Die Mängelliste unseres Bildungssystems ist lang, die Innovationsschwäche der Wirtschaft wird oft beklagt. Bei ihrer Beseitigung könnte das Konzept des lebenslangen Lernens eine gewichtige Rolle spielen. Fragen an Professor Dieter Timmermann, den Leiter der Expertenkommission "Finanzierung Lebenslangen Lernens".

Mit Prof. Dr. Dieter Timmermann, Bildungsökonom und Rektor der Universität Bielefeld, sprachen Margarete Hasel und Dr. Winfried Heidemann.

Ist mit der Formel vom lebenslangen Lernen der Königsweg gefunden, um die Schwäche der deutschen Wirtschaft aus den Schlagzeilen zu kriegen?
Das lebenslange Lernen alleine wird die deutsche Wirtschaft nicht an die internationale Spitze befördern, wie das unsere Politiker hoffen. Um insgesamt die Innovationskraft und damit die Produktivitätsentwicklung zu steigern, muss im gesamten Schul- und Hochschulsystem einiges passieren. Schon seit Ende der 80er Jahre wächst unsere Produktivität langsamer als im OECD- und im EU-Durchschnitt.

Wo setzen Sie an?
Stutzig hat uns die Entwicklung des Anteils der privaten und staatlichen Ausgaben für die klassische berufliche Weiterbildung am Bruttoinlandsprodukt gemacht. 1986 waren das 2,15 Prozent - 1999 nur noch 1,62 Prozent. In einer Zeit, in der wir auf die Wissensgesellschaft zugehen!

Die Schwäche der deutschen Wirtschaft beruht auf zu niedrigen Investitionen in Bildung und Wissen?
Deutschland hat eine Innovationsschwäche, wir müssen mehr für Innovationen tun. Eine der Innovationen könnte dabei die Flexibilisierung des Arbeitsmarkts sein. Aber vor allem geht es um neue Produkte, Dienstleistungen, Verfahren, Werkstoffe - also in erster Linie um Forschung, Entwicklung, Bildung.
+ + + + + + +
## Gestellte Aufgabe 1
Gib die Zeilen der Datensätze unverändert wieder, beginnend mit der ersten Zeile und fortlaufend bis einschließlich der Zeile mit „- data-point: [677, 633, 704, 660]“.

Rohdatensätze
+ + + + + + +
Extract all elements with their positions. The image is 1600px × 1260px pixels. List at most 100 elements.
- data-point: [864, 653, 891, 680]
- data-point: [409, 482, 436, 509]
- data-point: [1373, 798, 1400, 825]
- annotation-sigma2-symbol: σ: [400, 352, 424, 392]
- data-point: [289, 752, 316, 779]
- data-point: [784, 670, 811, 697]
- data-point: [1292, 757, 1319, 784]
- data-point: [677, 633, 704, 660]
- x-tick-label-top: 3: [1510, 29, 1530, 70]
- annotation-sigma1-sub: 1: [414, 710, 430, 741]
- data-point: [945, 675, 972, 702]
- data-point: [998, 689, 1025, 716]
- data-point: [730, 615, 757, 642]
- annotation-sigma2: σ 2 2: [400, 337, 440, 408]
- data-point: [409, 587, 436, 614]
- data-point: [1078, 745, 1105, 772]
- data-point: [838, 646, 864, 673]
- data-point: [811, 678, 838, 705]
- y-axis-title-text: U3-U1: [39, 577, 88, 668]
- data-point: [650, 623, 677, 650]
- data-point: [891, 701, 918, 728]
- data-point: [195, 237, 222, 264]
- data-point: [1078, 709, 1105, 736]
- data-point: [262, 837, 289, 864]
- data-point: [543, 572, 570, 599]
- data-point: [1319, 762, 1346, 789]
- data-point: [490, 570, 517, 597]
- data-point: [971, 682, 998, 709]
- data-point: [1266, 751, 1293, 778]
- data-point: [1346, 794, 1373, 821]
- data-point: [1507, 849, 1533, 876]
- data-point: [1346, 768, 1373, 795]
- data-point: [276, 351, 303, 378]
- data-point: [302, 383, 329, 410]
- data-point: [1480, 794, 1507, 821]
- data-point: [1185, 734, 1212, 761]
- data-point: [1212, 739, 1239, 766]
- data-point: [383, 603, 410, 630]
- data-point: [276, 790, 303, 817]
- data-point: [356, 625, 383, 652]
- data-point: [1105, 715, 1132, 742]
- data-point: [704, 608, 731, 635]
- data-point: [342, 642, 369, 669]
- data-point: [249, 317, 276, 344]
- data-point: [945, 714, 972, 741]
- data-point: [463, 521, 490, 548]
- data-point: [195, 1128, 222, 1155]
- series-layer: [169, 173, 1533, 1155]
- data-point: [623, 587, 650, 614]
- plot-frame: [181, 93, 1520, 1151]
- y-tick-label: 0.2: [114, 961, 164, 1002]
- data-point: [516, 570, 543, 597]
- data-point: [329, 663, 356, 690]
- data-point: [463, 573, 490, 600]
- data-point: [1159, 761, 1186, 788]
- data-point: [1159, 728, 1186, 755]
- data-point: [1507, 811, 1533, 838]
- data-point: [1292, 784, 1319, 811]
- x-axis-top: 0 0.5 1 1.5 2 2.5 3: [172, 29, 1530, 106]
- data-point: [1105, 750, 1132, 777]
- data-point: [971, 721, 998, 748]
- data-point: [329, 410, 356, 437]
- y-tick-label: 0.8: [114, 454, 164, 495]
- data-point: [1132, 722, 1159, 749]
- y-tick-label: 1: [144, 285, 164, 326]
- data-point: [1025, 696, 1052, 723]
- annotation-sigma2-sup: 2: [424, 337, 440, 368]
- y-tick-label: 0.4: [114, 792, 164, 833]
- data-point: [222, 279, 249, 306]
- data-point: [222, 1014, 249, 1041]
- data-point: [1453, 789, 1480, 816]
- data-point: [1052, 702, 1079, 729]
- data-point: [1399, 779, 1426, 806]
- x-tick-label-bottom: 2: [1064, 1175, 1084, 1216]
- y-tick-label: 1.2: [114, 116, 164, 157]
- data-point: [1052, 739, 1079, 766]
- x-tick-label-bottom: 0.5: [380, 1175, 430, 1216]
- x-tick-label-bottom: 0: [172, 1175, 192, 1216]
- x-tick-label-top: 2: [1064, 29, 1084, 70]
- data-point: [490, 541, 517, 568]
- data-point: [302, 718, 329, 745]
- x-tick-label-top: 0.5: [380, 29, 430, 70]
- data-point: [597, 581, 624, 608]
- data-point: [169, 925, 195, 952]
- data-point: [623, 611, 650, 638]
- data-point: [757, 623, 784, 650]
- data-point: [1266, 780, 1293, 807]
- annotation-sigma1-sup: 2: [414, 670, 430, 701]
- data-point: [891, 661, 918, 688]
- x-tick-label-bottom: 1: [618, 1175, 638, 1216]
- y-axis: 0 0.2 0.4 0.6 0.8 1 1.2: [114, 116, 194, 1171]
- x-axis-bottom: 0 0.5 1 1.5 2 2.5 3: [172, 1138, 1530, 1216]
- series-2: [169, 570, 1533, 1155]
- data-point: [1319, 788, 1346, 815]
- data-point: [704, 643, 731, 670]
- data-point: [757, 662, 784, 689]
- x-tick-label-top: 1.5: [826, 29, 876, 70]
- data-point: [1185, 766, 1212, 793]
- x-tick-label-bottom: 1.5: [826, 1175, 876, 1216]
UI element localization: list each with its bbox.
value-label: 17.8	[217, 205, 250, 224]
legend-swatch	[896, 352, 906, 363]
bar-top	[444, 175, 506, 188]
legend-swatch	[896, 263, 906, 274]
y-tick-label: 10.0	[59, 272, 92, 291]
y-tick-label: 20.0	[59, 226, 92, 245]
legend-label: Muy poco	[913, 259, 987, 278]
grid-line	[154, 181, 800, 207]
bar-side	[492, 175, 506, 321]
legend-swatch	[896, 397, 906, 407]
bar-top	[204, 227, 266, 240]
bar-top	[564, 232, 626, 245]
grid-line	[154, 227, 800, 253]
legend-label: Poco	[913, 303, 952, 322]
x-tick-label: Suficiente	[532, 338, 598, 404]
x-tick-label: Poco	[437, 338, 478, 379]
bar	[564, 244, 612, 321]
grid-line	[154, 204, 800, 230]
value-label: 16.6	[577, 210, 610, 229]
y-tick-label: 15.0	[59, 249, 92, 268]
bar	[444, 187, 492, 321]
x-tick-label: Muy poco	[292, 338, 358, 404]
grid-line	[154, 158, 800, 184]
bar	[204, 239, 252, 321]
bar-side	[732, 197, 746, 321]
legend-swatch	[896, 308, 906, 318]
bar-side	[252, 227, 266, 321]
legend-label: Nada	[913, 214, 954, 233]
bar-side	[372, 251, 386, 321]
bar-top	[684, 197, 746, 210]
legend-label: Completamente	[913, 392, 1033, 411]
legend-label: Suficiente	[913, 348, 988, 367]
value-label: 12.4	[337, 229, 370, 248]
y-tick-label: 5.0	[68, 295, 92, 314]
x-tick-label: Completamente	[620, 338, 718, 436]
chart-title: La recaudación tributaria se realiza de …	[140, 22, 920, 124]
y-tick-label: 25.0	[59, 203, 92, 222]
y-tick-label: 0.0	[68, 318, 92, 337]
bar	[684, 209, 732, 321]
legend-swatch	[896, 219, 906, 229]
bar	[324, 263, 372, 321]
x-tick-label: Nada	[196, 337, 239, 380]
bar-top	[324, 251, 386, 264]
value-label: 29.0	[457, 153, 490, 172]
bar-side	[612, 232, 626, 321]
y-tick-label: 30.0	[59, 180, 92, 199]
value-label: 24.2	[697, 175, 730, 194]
+ + + + + + +
## Gestellte Aufgabe 2
Beantworte zum Interview über lebenslanges Lernen:
(a) Welches Amt hat Dieter Timmermann an der Universität Bielefeld inne?
(b) Seit wann wächst die deutsche Produktivität langsamer als im OECD- und im EU-Durchschnitt?
(c) Wie hoch war 1999 der Anteil der Ausgaben für die klassische berufliche Weiterbildung am Bruttoinlandsprodukt?

## Lösung 1
Extract all elements with their positions. The image is 1600px × 1260px pixels. List at most 100 elements.
- data-point: [864, 653, 891, 680]
- data-point: [409, 482, 436, 509]
- data-point: [1373, 798, 1400, 825]
- annotation-sigma2-symbol: σ: [400, 352, 424, 392]
- data-point: [289, 752, 316, 779]
- data-point: [784, 670, 811, 697]
- data-point: [1292, 757, 1319, 784]
- data-point: [677, 633, 704, 660]

## Lösung 2
(a) Er ist Rektor der Universität Bielefeld.
(b) Seit Ende der 80er Jahre.
(c) 1,62 Prozent.